## Task description
Extract every record, keeping each one exactly as it is.

Entries taken from a collection
■ ■ ■

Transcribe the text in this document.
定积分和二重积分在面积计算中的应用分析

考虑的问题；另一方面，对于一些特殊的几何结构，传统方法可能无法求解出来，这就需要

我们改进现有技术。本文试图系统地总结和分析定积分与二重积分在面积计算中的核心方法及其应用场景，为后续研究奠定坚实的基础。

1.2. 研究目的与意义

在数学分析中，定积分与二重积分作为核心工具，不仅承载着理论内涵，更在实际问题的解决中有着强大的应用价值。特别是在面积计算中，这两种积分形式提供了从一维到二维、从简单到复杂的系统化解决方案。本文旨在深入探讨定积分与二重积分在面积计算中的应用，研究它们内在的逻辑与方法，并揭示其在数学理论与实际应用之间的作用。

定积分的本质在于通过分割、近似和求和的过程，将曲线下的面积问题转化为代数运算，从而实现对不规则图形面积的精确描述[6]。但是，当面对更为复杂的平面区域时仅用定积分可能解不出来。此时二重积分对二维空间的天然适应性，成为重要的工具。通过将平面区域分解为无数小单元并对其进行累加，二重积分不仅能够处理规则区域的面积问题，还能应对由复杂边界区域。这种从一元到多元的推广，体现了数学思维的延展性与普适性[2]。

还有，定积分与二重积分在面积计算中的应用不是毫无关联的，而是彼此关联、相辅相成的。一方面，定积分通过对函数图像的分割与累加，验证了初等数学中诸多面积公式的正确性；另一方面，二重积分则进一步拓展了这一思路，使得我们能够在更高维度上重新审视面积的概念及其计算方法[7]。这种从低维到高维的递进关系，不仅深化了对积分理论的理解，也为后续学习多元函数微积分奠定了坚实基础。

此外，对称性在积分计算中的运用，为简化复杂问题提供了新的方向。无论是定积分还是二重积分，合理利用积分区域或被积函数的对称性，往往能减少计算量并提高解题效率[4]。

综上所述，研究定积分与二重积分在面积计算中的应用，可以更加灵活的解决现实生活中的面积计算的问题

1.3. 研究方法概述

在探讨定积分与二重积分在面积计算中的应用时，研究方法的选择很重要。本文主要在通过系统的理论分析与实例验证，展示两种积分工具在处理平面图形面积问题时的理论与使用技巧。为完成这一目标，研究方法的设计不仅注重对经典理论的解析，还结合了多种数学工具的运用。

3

■ ■ ■

## Exercise answer
Transcribe the text in this document.
定积分和二重积分在面积计算中的应用分析

考虑的问题；另一方面，对于一些特殊的几何结构，传统方法可能无法求解出来，这就需要

我们改进现有技术。本文试图系统地总结和分析定积分与二重积分在面积计算中的核心方法及其应用场景，为后续研究奠定坚实的基础。

1.2. 研究目的与意义

在数学分析中，定积分与二重积分作为核心工具，不仅承载着理论内涵，更在实际问题的解决中有着强大的应用价值。特别是在面积计算中，这两种积分形式提供了从一维到二维、从简单到复杂的系统化解决方案。本文旨在深入探讨定积分与二重积分在面积计算中的应用，研究它们内在的逻辑与方法，并揭示其在数学理论与实际应用之间的作用。

定积分的本质在于通过分割、近似和求和的过程，将曲线下的面积问题转化为代数运算，从而实现对不规则图形面积的精确描述[6]。但是，当面对更为复杂的平面区域时仅用定积分可能解不出来。此时二重积分对二维空间的天然适应性，成为重要的工具。通过将平面区域分解为无数小单元并对其进行累加，二重积分不仅能够处理规则区域的面积问题，还能应对由复杂边界区域。这种从一元到多元的推广，体现了数学思维的延展性与普适性[2]。

还有，定积分与二重积分在面积计算中的应用不是毫无关联的，而是彼此关联、相辅相成的。一方面，定积分通过对函数图像的分割与累加，验证了初等数学中诸多面积公式的正确性；另一方面，二重积分则进一步拓展了这一思路，使得我们能够在更高维度上重新审视面积的概念及其计算方法[7]。这种从低维到高维的递进关系，不仅深化了对积分理论的理解，也为后续学习多元函数微积分奠定了坚实基础。

此外，对称性在积分计算中的运用，为简化复杂问题提供了新的方向。无论是定积分还是二重积分，合理利用积分区域或被积函数的对称性，往往能减少计算量并提高解题效率[4]。

综上所述，研究定积分与二重积分在面积计算中的应用，可以更加灵活的解决现实生活中的面积计算的问题

1.3. 研究方法概述

在探讨定积分与二重积分在面积计算中的应用时，研究方法的选择很重要。本文主要在通过系统的理论分析与实例验证，展示两种积分工具在处理平面图形面积问题时的理论与使用技巧。为完成这一目标，研究方法的设计不仅注重对经典理论的解析，还结合了多种数学工具的运用。

3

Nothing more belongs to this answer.